_What you are asked to do_. Look through the data and write out every line with the word "this" in it.

################

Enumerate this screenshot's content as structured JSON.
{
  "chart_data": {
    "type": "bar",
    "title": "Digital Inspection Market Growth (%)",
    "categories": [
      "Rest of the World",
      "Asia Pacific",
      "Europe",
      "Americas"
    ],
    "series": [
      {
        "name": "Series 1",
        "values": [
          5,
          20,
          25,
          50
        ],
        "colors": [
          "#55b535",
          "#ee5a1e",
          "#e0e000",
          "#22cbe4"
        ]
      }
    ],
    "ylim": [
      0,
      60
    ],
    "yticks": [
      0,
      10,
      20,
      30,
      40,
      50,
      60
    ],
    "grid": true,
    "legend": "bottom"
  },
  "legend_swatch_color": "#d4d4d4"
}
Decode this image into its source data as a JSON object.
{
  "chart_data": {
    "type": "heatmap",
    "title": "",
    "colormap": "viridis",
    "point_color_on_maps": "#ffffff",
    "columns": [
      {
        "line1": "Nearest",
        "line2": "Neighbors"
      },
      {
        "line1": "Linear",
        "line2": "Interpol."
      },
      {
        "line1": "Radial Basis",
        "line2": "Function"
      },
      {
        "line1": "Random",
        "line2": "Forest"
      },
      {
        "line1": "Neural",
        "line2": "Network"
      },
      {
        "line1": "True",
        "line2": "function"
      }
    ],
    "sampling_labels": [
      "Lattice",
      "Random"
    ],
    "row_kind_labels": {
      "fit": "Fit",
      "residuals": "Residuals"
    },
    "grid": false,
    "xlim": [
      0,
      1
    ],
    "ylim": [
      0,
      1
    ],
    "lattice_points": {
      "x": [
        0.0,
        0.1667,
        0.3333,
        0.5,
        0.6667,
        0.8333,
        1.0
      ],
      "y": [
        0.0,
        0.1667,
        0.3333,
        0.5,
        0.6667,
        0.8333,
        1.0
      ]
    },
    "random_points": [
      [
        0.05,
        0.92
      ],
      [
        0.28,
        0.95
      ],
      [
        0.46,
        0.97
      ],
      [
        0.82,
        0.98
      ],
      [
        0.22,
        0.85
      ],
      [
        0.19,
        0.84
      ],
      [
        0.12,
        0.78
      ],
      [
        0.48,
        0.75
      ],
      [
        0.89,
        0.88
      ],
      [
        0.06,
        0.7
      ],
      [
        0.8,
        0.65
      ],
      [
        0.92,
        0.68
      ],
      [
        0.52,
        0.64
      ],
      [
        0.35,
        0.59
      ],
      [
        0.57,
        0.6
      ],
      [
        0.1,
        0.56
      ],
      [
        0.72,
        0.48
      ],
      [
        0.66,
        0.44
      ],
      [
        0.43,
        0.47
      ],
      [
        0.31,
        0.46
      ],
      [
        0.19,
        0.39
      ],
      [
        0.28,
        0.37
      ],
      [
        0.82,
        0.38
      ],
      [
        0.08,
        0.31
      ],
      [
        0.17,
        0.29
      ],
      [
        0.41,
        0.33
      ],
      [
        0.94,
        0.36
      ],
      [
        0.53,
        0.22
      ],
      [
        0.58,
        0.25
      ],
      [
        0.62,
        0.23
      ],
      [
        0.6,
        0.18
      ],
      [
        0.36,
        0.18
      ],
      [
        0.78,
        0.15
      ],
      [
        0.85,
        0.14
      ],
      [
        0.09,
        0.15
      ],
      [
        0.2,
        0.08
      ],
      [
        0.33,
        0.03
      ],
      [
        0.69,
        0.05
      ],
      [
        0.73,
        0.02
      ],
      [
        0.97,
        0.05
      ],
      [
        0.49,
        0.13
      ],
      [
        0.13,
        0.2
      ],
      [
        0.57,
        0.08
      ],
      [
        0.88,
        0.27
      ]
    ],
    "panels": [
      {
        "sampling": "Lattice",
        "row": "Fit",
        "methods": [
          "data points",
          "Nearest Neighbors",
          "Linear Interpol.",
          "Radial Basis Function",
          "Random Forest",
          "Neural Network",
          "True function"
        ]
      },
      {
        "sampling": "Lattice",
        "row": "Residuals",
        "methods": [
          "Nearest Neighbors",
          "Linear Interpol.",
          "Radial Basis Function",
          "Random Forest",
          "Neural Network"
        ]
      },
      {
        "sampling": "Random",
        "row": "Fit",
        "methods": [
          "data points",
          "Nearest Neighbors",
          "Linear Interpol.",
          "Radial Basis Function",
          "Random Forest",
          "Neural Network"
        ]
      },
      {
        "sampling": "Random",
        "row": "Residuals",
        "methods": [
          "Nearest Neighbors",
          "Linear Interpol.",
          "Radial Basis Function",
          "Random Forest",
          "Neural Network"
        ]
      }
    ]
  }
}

################

_Answer_.
Enumerate this screenshot's content as structured JSON.
Decode this image into its source data as a JSON object.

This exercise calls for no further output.